__Task directions__. All of the data should be output character for character, except the pictures.

__Supplied material__.
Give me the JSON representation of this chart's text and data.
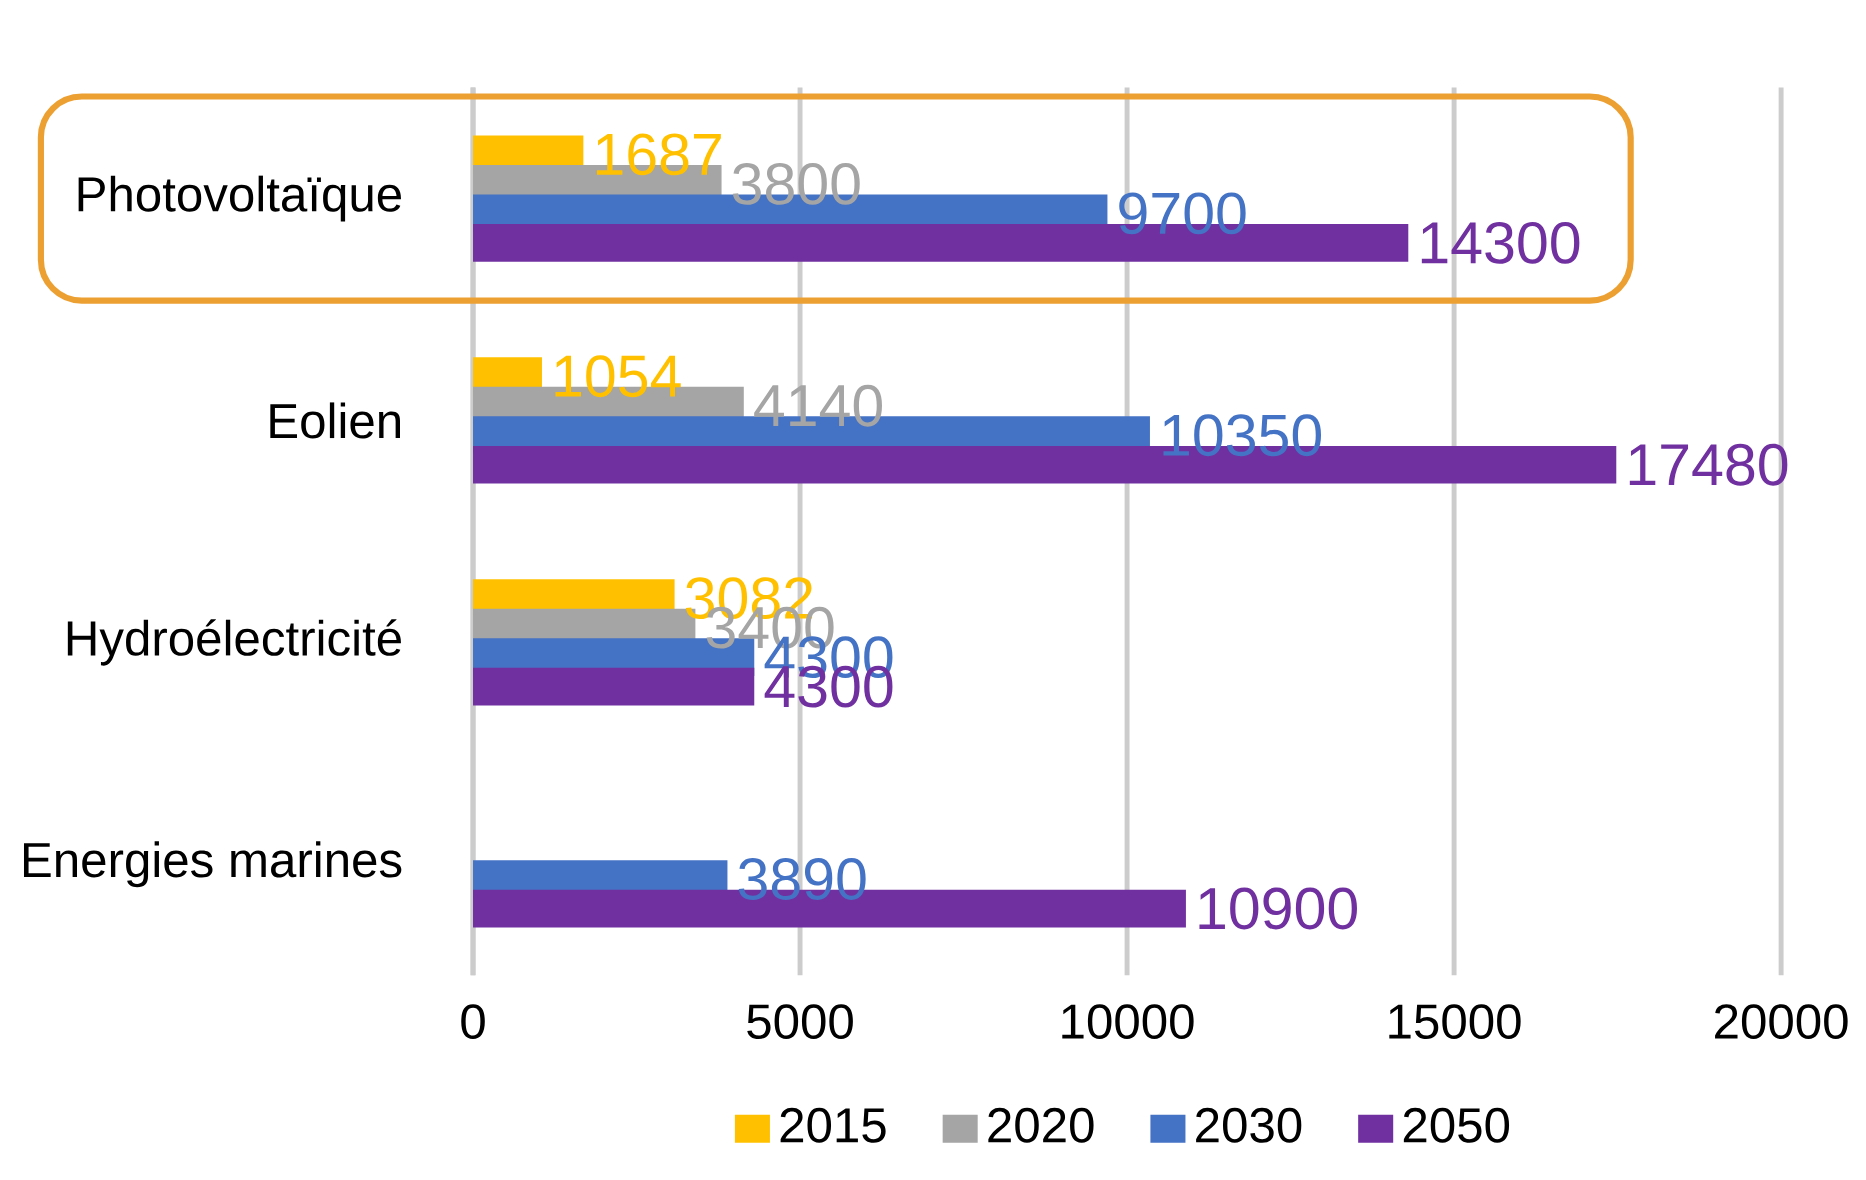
{
  "chart_data": {
    "type": "bar",
    "orientation": "horizontal",
    "categories": [
      "Photovoltaïque",
      "Eolien",
      "Hydroélectricité",
      "Energies marines"
    ],
    "series": [
      {
        "name": "2015",
        "color": "#ffc000",
        "values": [
          1687,
          1054,
          3082,
          null
        ]
      },
      {
        "name": "2020",
        "color": "#a5a5a5",
        "values": [
          3800,
          4140,
          3400,
          null
        ]
      },
      {
        "name": "2030",
        "color": "#4472c4",
        "values": [
          9700,
          10350,
          4300,
          3890
        ]
      },
      {
        "name": "2050",
        "color": "#7030a0",
        "values": [
          14300,
          17480,
          4300,
          10900
        ]
      }
    ],
    "xlim": [
      0,
      20000
    ],
    "xticks": [
      0,
      5000,
      10000,
      15000,
      20000
    ],
    "grid": "x",
    "legend": "bottom",
    "data_labels": true
  }
}
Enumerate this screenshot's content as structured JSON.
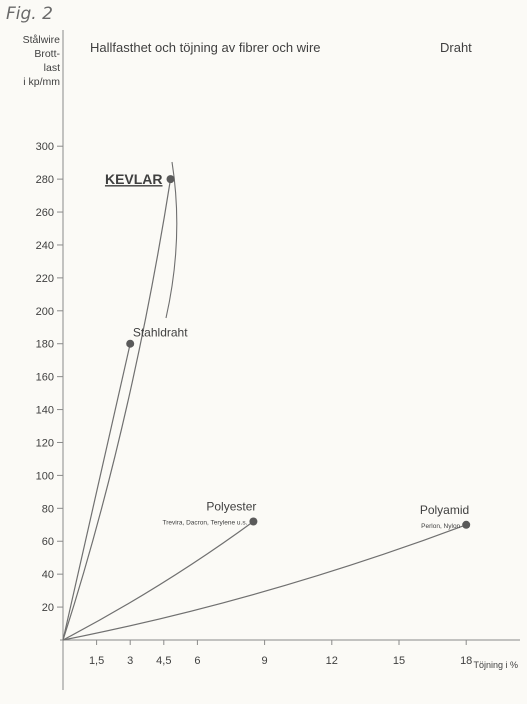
{
  "figure_label": "Fig. 2",
  "chart_data": {
    "type": "line",
    "title": "Hallfasthet och töjning av fibrer och wire",
    "title_right": "Draht",
    "ylabel_lines": [
      "Stålwire",
      "Brott-",
      "last",
      "i kp/mm"
    ],
    "xlabel": "Töjning i %",
    "x_ticks": [
      {
        "value": 1.5,
        "label": "1,5"
      },
      {
        "value": 3,
        "label": "3"
      },
      {
        "value": 4.5,
        "label": "4,5"
      },
      {
        "value": 6,
        "label": "6"
      },
      {
        "value": 9,
        "label": "9"
      },
      {
        "value": 12,
        "label": "12"
      },
      {
        "value": 15,
        "label": "15"
      },
      {
        "value": 18,
        "label": "18"
      }
    ],
    "y_ticks": [
      20,
      40,
      60,
      80,
      100,
      120,
      140,
      160,
      180,
      200,
      220,
      240,
      260,
      280,
      300
    ],
    "series": [
      {
        "name": "KEVLAR",
        "sublabel": "",
        "points": [
          [
            0,
            0
          ],
          [
            4.8,
            280
          ]
        ],
        "label_side": "left"
      },
      {
        "name": "Stahldraht",
        "sublabel": "",
        "points": [
          [
            0,
            0
          ],
          [
            3,
            180
          ]
        ],
        "label_side": "left"
      },
      {
        "name": "Polyester",
        "sublabel": "Trevira, Dacron, Terylene u.s.",
        "points": [
          [
            0,
            0
          ],
          [
            8.5,
            72
          ]
        ],
        "label_side": "left"
      },
      {
        "name": "Polyamid",
        "sublabel": "Perlon, Nylon",
        "points": [
          [
            0,
            0
          ],
          [
            18,
            70
          ]
        ],
        "label_side": "left"
      }
    ]
  }
}
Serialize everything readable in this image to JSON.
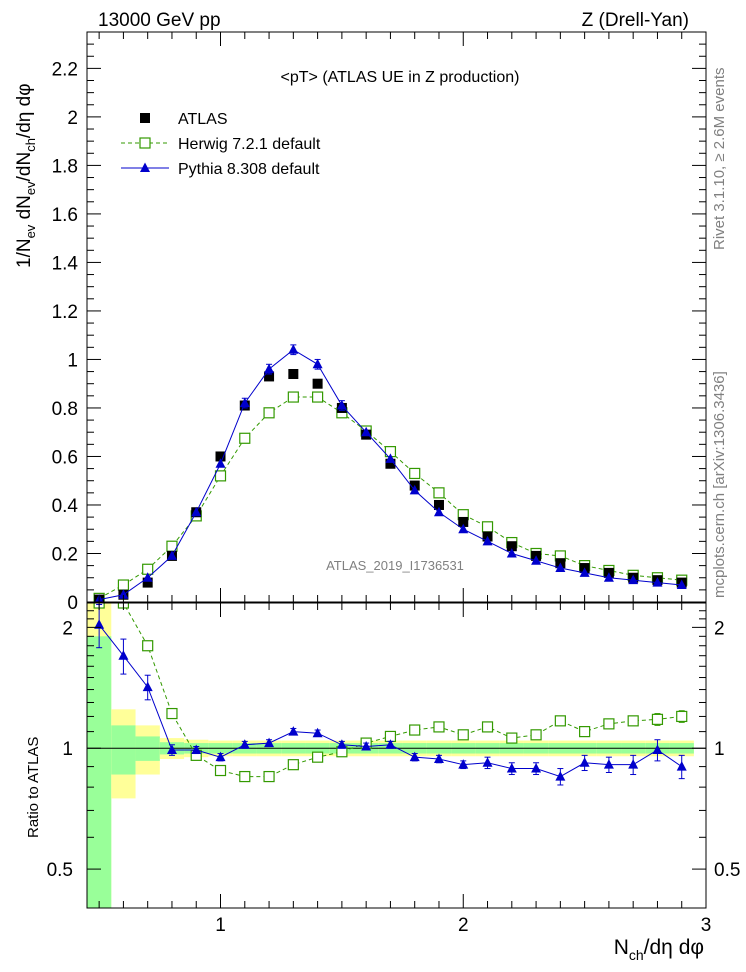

__Exercise response__.
Give me the JSON representation of this chart's text and data.
{
  "chart_data": {
    "type": "bar",
    "orientation": "horizontal",
    "categories": [
      "Photovoltaïque",
      "Eolien",
      "Hydroélectricité",
      "Energies marines"
    ],
    "series": [
      {
        "name": "2015",
        "color": "#ffc000",
        "values": [
          1687,
          1054,
          3082,
          null
        ]
      },
      {
        "name": "2020",
        "color": "#a5a5a5",
        "values": [
          3800,
          4140,
          3400,
          null
        ]
      },
      {
        "name": "2030",
        "color": "#4472c4",
        "values": [
          9700,
          10350,
          4300,
          3890
        ]
      },
      {
        "name": "2050",
        "color": "#7030a0",
        "values": [
          14300,
          17480,
          4300,
          10900
        ]
      }
    ],
    "xlim": [
      0,
      20000
    ],
    "xticks": [
      0,
      5000,
      10000,
      15000,
      20000
    ],
    "grid": "x",
    "legend": "bottom",
    "data_labels": true
  }
}
Enumerate this screenshot's content as structured JSON.
{
  "figure_label": "Fig. 2",
  "chart_data": {
    "type": "line",
    "title": "Hallfasthet och töjning av fibrer och wire",
    "title_right": "Draht",
    "ylabel_lines": [
      "Stålwire",
      "Brott-",
      "last",
      "i kp/mm"
    ],
    "xlabel": "Töjning i %",
    "x_ticks": [
      {
        "value": 1.5,
        "label": "1,5"
      },
      {
        "value": 3,
        "label": "3"
      },
      {
        "value": 4.5,
        "label": "4,5"
      },
      {
        "value": 6,
        "label": "6"
      },
      {
        "value": 9,
        "label": "9"
      },
      {
        "value": 12,
        "label": "12"
      },
      {
        "value": 15,
        "label": "15"
      },
      {
        "value": 18,
        "label": "18"
      }
    ],
    "y_ticks": [
      20,
      40,
      60,
      80,
      100,
      120,
      140,
      160,
      180,
      200,
      220,
      240,
      260,
      280,
      300
    ],
    "series": [
      {
        "name": "KEVLAR",
        "sublabel": "",
        "points": [
          [
            0,
            0
          ],
          [
            4.8,
            280
          ]
        ],
        "label_side": "left"
      },
      {
        "name": "Stahldraht",
        "sublabel": "",
        "points": [
          [
            0,
            0
          ],
          [
            3,
            180
          ]
        ],
        "label_side": "left"
      },
      {
        "name": "Polyester",
        "sublabel": "Trevira, Dacron, Terylene u.s.",
        "points": [
          [
            0,
            0
          ],
          [
            8.5,
            72
          ]
        ],
        "label_side": "left"
      },
      {
        "name": "Polyamid",
        "sublabel": "Perlon, Nylon",
        "points": [
          [
            0,
            0
          ],
          [
            18,
            70
          ]
        ],
        "label_side": "left"
      }
    ]
  }
}
Serialize everything readable in this image to JSON.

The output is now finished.